++++ Listed records ++++
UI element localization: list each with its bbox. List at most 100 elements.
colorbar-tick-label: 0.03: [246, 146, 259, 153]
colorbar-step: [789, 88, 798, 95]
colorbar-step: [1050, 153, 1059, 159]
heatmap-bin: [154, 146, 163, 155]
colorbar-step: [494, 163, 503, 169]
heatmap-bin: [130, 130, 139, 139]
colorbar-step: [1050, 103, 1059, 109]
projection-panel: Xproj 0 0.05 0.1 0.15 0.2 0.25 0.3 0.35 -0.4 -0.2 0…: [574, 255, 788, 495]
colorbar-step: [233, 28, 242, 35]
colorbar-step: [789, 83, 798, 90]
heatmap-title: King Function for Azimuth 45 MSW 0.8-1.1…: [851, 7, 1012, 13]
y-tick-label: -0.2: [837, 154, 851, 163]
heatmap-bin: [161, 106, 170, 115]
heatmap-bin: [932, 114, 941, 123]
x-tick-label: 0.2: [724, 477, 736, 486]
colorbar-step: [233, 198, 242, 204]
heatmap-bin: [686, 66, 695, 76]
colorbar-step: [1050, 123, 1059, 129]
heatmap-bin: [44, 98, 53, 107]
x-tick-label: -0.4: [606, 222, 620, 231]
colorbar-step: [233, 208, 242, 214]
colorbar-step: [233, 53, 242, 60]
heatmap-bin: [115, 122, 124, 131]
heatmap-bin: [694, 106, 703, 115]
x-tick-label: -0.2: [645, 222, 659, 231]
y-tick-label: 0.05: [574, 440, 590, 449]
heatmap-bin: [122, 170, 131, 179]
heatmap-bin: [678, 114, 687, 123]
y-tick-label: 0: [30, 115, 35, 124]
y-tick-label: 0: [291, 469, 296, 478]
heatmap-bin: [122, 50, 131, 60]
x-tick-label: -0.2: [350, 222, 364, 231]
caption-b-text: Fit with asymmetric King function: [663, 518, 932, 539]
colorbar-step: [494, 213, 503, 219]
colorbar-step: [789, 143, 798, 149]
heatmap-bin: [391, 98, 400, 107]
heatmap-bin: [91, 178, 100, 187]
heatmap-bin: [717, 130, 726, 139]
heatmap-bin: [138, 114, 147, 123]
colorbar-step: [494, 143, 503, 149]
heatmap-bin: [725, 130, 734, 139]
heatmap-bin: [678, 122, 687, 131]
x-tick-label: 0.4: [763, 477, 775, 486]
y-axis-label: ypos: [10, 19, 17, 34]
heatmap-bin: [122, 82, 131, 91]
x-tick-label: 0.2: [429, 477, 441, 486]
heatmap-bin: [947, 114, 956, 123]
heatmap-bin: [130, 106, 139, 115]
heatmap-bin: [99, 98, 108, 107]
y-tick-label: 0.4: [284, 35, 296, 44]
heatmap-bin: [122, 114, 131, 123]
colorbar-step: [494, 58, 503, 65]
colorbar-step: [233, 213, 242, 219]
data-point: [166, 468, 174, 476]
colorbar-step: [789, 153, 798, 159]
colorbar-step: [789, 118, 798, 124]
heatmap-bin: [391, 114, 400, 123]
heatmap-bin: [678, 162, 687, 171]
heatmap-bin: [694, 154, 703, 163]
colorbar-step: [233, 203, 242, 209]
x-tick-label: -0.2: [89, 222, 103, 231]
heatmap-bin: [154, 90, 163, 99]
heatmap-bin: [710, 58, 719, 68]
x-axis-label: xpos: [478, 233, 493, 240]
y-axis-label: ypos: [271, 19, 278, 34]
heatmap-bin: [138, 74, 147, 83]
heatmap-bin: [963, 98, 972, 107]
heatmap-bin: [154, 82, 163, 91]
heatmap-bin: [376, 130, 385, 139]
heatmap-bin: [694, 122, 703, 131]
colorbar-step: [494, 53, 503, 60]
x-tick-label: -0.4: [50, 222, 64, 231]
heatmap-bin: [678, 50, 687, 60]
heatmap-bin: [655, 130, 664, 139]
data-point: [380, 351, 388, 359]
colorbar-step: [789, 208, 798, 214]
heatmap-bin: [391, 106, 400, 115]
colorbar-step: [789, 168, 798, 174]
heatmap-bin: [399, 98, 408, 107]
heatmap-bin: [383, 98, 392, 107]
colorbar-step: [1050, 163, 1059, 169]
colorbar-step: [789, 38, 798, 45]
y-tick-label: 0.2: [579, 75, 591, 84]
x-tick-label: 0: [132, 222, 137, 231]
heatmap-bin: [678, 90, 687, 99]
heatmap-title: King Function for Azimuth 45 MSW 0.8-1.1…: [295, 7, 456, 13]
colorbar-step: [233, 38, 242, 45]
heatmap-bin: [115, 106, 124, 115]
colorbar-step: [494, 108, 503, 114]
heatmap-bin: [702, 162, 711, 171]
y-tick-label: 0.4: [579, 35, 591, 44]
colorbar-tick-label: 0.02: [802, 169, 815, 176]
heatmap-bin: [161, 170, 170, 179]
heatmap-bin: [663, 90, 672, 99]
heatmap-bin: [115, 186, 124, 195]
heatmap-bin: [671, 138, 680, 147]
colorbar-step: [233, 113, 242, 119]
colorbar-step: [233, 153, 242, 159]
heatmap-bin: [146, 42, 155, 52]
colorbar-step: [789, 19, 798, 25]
++++
* Aim: Could you give the items as a numbered list, from the very first line through the line holding "colorbar-step: [1050, 103, 1059, 109]", both included, with any blank lines left out?

* Exercise output:
1. UI element localization: list each with its bbox. List at most 100 elements.
2. colorbar-tick-label: 0.03: [246, 146, 259, 153]
3. colorbar-step: [789, 88, 798, 95]
4. colorbar-step: [1050, 153, 1059, 159]
5. heatmap-bin: [154, 146, 163, 155]
6. colorbar-step: [494, 163, 503, 169]
7. heatmap-bin: [130, 130, 139, 139]
8. colorbar-step: [1050, 103, 1059, 109]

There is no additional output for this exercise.